▶ WHAT THE TASK ASKS:
Can you copy out the data exactly? Leave the images out.

▶ RECORDS FOR THE EXERCISE:
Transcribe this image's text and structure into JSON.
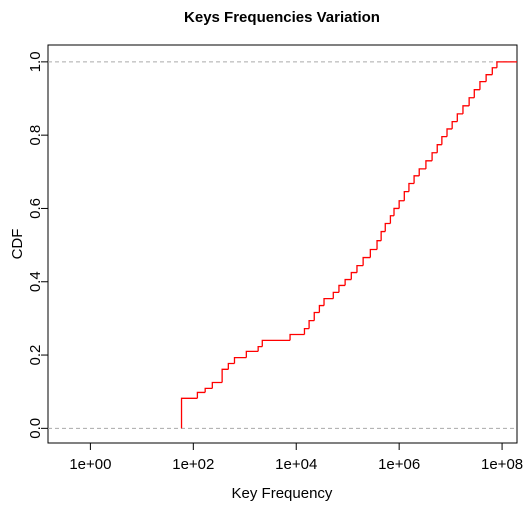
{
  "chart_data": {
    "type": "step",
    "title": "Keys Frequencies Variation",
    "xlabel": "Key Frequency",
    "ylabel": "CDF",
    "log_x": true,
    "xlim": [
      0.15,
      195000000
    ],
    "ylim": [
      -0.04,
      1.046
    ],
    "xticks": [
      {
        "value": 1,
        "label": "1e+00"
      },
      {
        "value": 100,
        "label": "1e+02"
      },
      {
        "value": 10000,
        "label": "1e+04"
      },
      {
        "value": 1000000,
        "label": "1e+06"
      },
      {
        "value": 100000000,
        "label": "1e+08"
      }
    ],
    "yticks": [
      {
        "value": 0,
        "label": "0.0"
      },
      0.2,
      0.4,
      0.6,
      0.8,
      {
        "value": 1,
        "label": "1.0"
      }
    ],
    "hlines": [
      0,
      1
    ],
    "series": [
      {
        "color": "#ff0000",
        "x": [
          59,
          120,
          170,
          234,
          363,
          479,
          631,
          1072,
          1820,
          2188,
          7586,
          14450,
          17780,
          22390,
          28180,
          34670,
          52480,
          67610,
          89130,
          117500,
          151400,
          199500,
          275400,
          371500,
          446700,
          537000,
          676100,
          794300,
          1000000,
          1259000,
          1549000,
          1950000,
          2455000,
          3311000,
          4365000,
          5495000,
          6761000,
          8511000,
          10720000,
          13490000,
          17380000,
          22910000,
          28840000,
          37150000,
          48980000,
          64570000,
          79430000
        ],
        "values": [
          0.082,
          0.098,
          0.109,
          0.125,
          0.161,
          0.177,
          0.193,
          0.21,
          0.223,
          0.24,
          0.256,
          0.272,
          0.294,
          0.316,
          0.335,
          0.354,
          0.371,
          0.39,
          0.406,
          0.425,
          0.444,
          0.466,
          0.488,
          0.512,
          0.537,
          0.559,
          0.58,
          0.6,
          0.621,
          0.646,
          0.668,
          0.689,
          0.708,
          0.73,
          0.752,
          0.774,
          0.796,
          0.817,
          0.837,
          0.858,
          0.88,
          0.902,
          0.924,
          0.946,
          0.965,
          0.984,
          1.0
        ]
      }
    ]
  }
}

▶ PROBLEM SOLUTION:
Transcribe this image's text and structure into JSON.
{
  "chart_data": {
    "type": "step",
    "title": "Keys Frequencies Variation",
    "xlabel": "Key Frequency",
    "ylabel": "CDF",
    "log_x": true,
    "xlim": [
      0.15,
      195000000
    ],
    "ylim": [
      -0.04,
      1.046
    ],
    "xticks": [
      {
        "value": 1,
        "label": "1e+00"
      },
      {
        "value": 100,
        "label": "1e+02"
      },
      {
        "value": 10000,
        "label": "1e+04"
      },
      {
        "value": 1000000,
        "label": "1e+06"
      },
      {
        "value": 100000000,
        "label": "1e+08"
      }
    ],
    "yticks": [
      {
        "value": 0,
        "label": "0.0"
      },
      0.2,
      0.4,
      0.6,
      0.8,
      {
        "value": 1,
        "label": "1.0"
      }
    ],
    "hlines": [
      0,
      1
    ],
    "series": [
      {
        "color": "#ff0000",
        "x": [
          59,
          120,
          170,
          234,
          363,
          479,
          631,
          1072,
          1820,
          2188,
          7586,
          14450,
          17780,
          22390,
          28180,
          34670,
          52480,
          67610,
          89130,
          117500,
          151400,
          199500,
          275400,
          371500,
          446700,
          537000,
          676100,
          794300,
          1000000,
          1259000,
          1549000,
          1950000,
          2455000,
          3311000,
          4365000,
          5495000,
          6761000,
          8511000,
          10720000,
          13490000,
          17380000,
          22910000,
          28840000,
          37150000,
          48980000,
          64570000,
          79430000
        ],
        "values": [
          0.082,
          0.098,
          0.109,
          0.125,
          0.161,
          0.177,
          0.193,
          0.21,
          0.223,
          0.24,
          0.256,
          0.272,
          0.294,
          0.316,
          0.335,
          0.354,
          0.371,
          0.39,
          0.406,
          0.425,
          0.444,
          0.466,
          0.488,
          0.512,
          0.537,
          0.559,
          0.58,
          0.6,
          0.621,
          0.646,
          0.668,
          0.689,
          0.708,
          0.73,
          0.752,
          0.774,
          0.796,
          0.817,
          0.837,
          0.858,
          0.88,
          0.902,
          0.924,
          0.946,
          0.965,
          0.984,
          1.0
        ]
      }
    ]
  }
}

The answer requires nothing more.